Work required -
Pick out and copy every line below that has the word "plante".

Material for this exercise -

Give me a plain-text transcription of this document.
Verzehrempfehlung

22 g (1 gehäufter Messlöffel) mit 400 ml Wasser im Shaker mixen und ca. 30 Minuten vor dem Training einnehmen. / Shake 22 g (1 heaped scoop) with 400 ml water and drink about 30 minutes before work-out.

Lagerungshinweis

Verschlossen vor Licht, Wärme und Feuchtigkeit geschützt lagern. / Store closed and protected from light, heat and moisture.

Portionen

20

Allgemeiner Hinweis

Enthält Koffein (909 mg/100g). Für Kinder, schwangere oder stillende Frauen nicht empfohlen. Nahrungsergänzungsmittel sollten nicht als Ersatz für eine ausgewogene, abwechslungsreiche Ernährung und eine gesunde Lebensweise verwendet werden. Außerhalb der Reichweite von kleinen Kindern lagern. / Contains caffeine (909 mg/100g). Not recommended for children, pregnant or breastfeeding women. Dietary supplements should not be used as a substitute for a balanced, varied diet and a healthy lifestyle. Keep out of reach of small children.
---
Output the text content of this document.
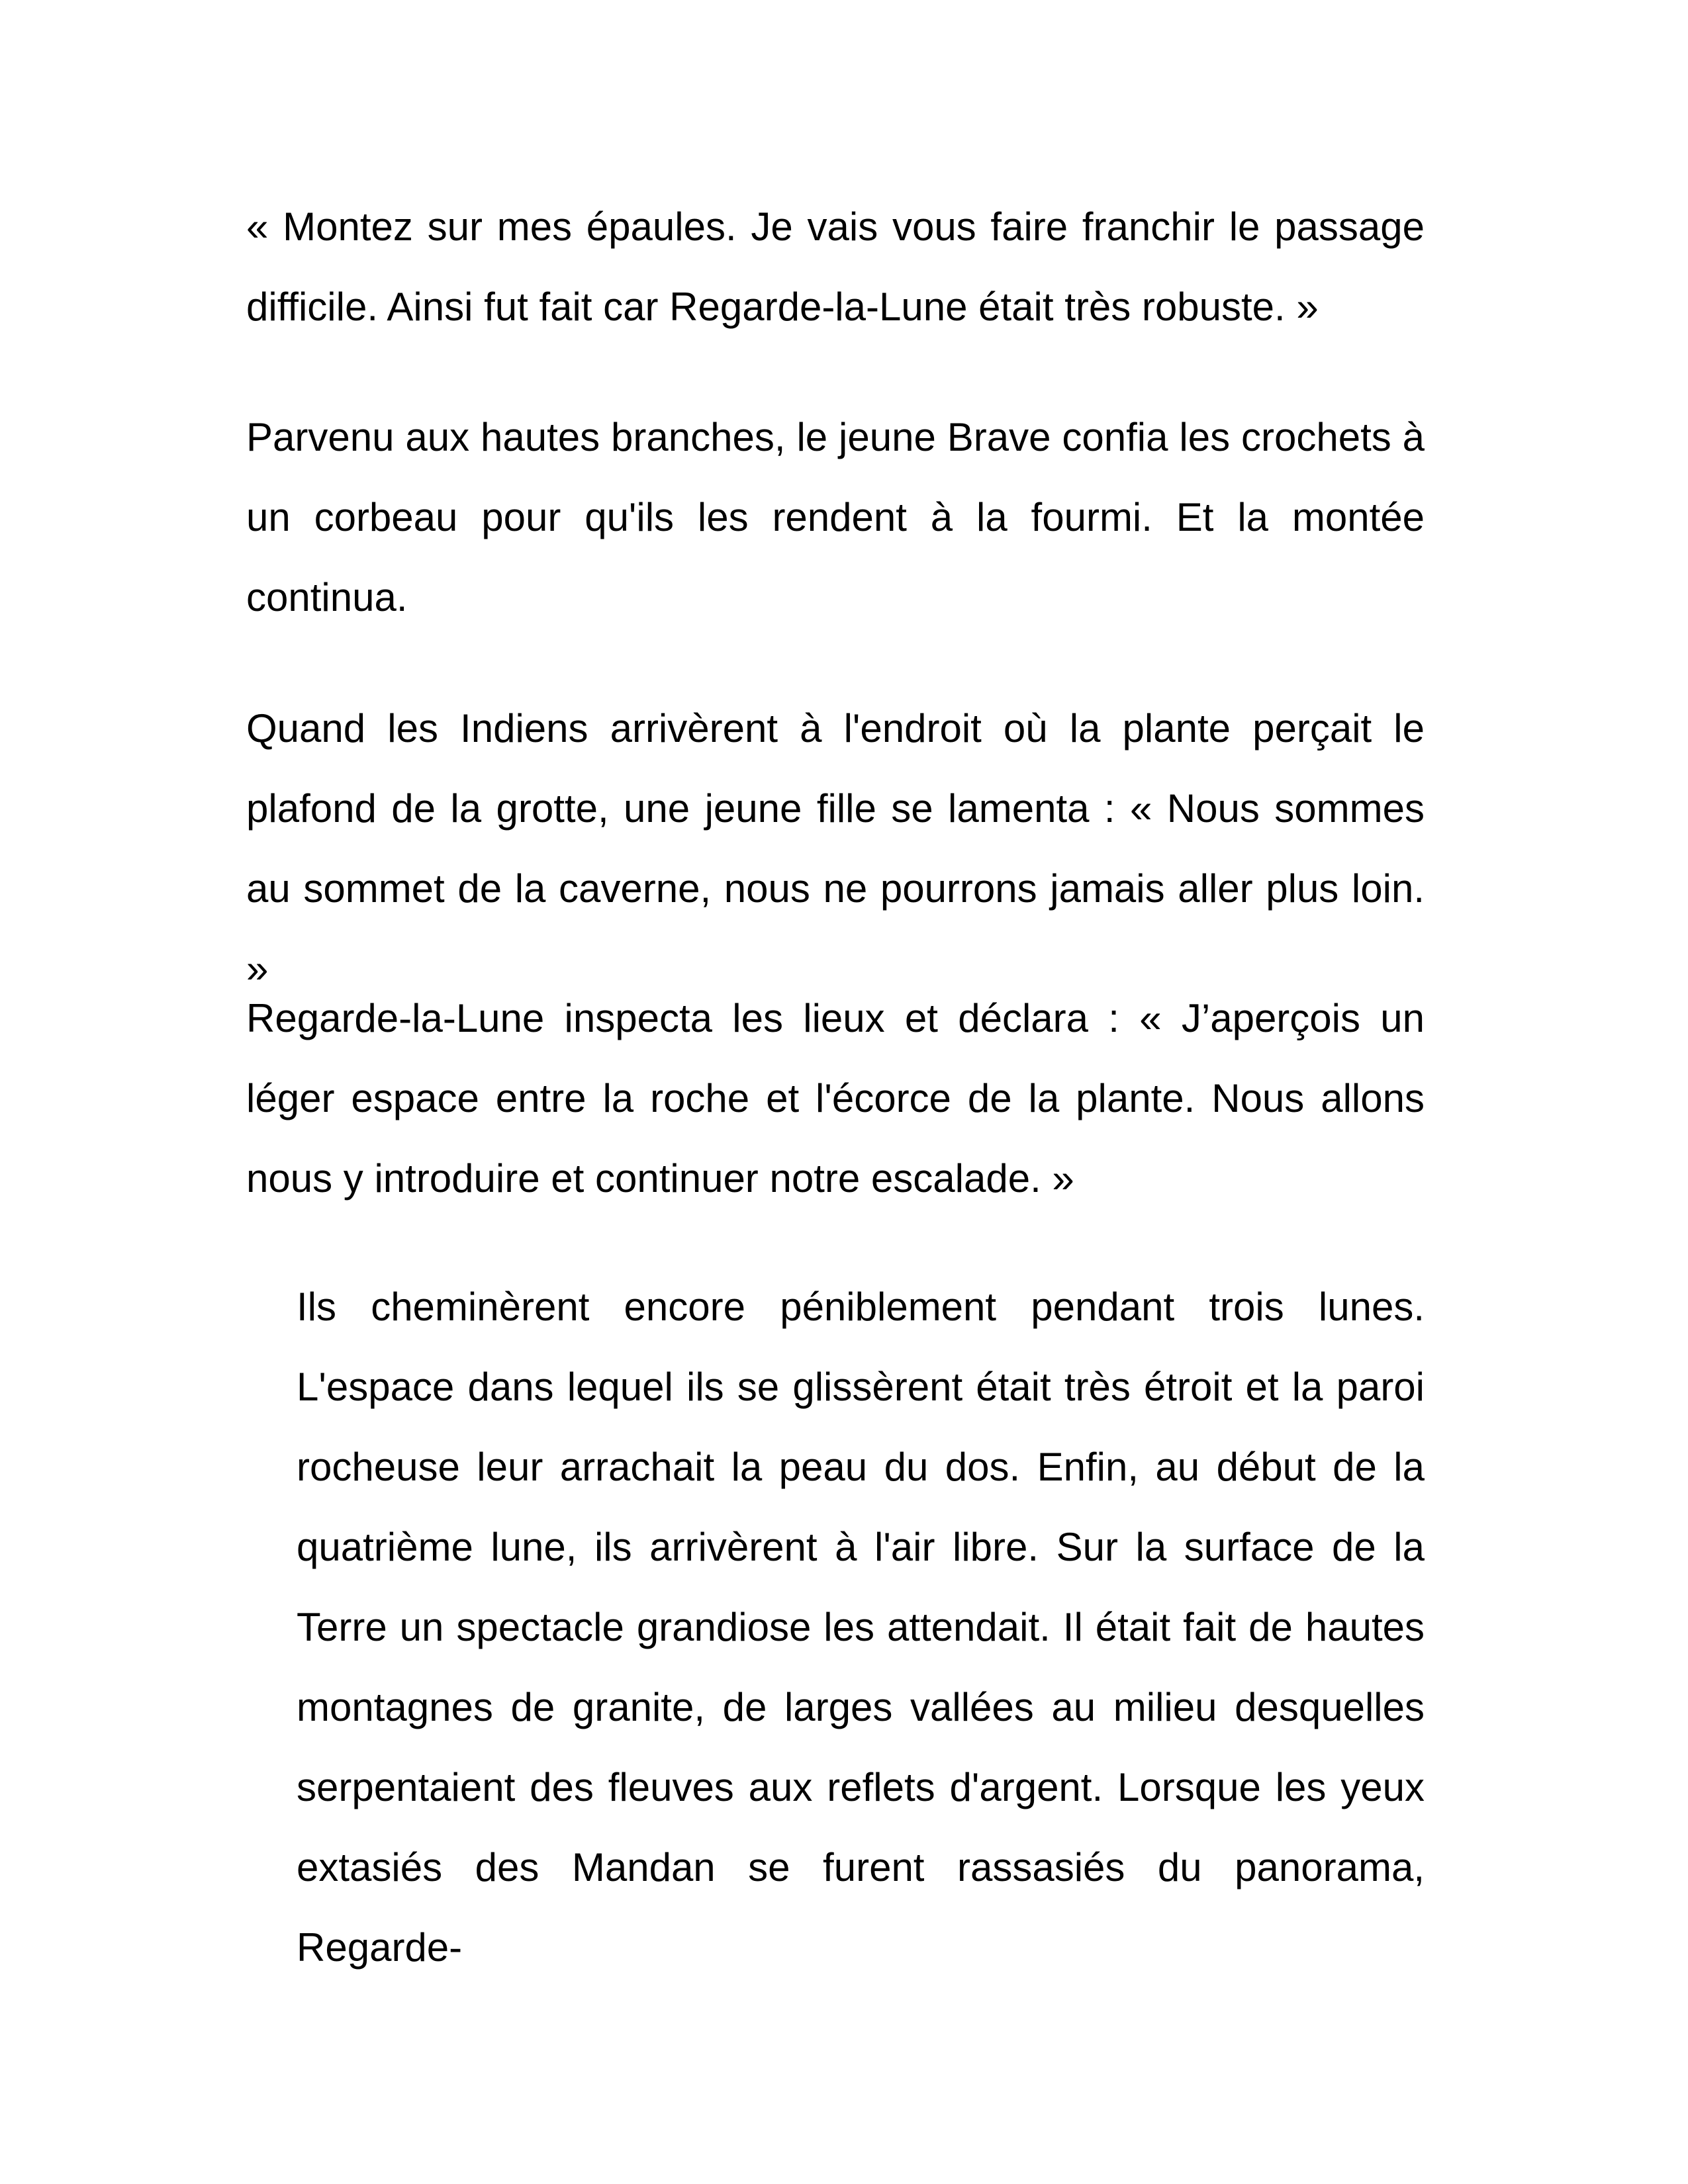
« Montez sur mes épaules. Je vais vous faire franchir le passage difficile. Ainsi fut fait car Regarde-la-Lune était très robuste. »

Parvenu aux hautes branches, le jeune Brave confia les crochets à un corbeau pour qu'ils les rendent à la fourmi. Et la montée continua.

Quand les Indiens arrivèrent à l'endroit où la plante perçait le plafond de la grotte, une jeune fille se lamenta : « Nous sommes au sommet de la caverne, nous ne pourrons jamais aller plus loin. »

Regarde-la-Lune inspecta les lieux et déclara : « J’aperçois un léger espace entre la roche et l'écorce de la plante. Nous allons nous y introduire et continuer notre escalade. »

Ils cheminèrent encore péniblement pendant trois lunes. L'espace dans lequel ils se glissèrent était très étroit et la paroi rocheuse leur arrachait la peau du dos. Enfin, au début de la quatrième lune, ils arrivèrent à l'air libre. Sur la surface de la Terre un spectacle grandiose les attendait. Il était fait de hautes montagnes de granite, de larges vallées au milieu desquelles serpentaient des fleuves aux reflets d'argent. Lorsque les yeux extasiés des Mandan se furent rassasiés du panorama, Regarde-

Result -
Quand les Indiens arrivèrent à l'endroit où la plante perçait le plafond de la grotte, une jeune fille se lamenta : « Nous sommes au sommet de la caverne, nous ne pourrons jamais aller plus loin. »
Regarde-la-Lune inspecta les lieux et déclara : « J’aperçois un léger espace entre la roche et l'écorce de la plante. Nous allons nous y introduire et continuer notre escalade. »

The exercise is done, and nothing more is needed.